Supplied records

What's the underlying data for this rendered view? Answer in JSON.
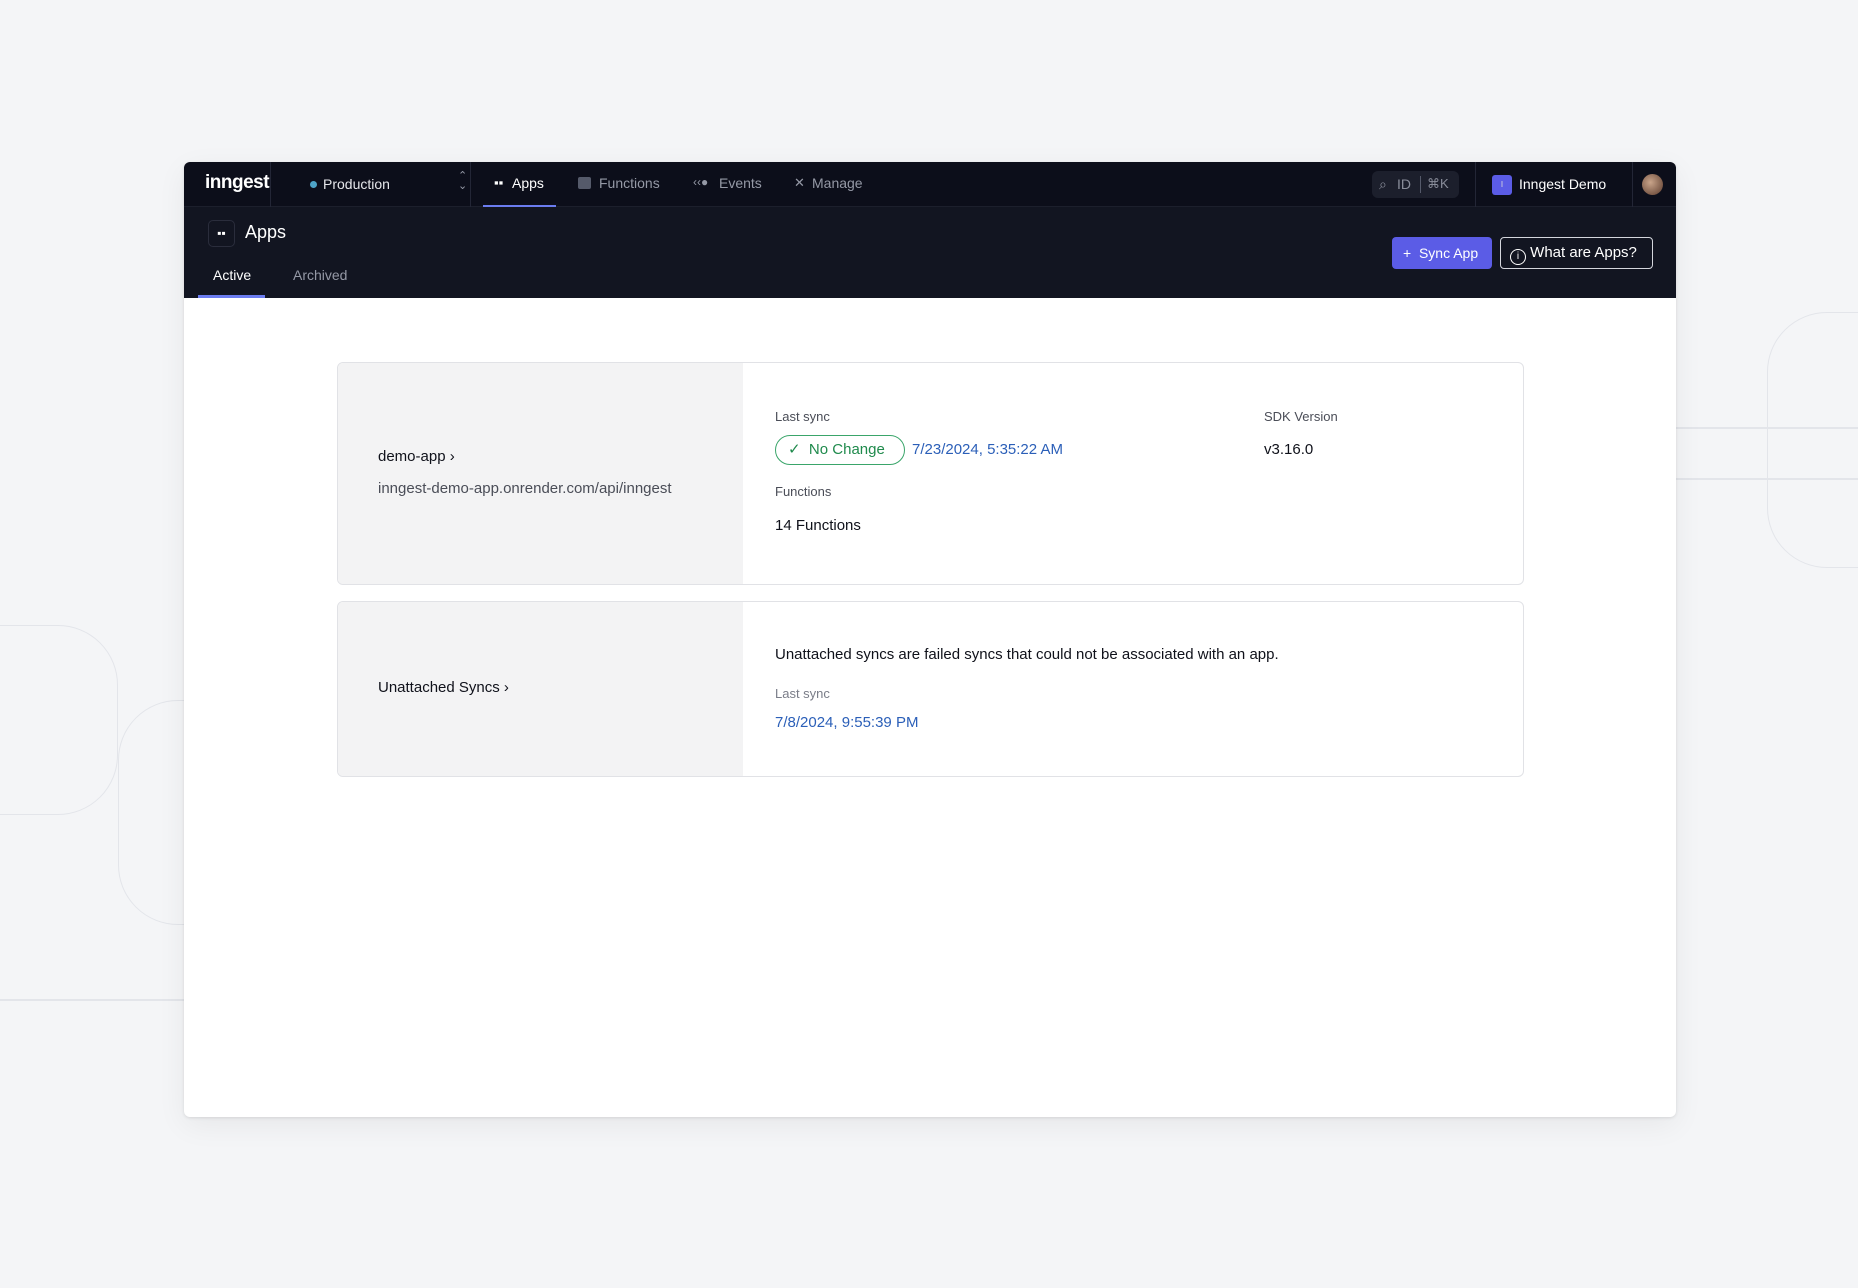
{
  "nav": {
    "logo": "inngest",
    "environment": "Production",
    "env_dot_color": "#4da3c7",
    "items": [
      {
        "label": "Apps",
        "icon": "apps-grid-icon",
        "active": true
      },
      {
        "label": "Functions",
        "icon": "function-icon"
      },
      {
        "label": "Events",
        "icon": "events-icon"
      },
      {
        "label": "Manage",
        "icon": "tools-icon"
      }
    ],
    "search": {
      "label": "ID",
      "shortcut": "⌘K"
    },
    "org": {
      "name": "Inngest Demo",
      "initial": "I",
      "color": "#5b5ce6"
    }
  },
  "header": {
    "title": "Apps",
    "tabs": [
      {
        "label": "Active",
        "active": true
      },
      {
        "label": "Archived"
      }
    ],
    "sync_button": "Sync App",
    "help_button": "What are Apps?",
    "accent": "#5b5ce6"
  },
  "apps": [
    {
      "name": "demo-app",
      "url": "inngest-demo-app.onrender.com/api/inngest",
      "last_sync_label": "Last sync",
      "status": "No Change",
      "status_color": "#1f8a4c",
      "last_sync": "7/23/2024, 5:35:22 AM",
      "sdk_label": "SDK Version",
      "sdk_version": "v3.16.0",
      "functions_label": "Functions",
      "functions": "14 Functions"
    }
  ],
  "unattached": {
    "title": "Unattached Syncs",
    "description": "Unattached syncs are failed syncs that could not be associated with an app.",
    "last_sync_label": "Last sync",
    "last_sync": "7/8/2024, 9:55:39 PM"
  }
}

Exercise task
Reproduce each line from the records that contains the word "What".

Exercise solution
What's the underlying data for this rendered view? Answer in JSON.
    "help_button": "What are Apps?",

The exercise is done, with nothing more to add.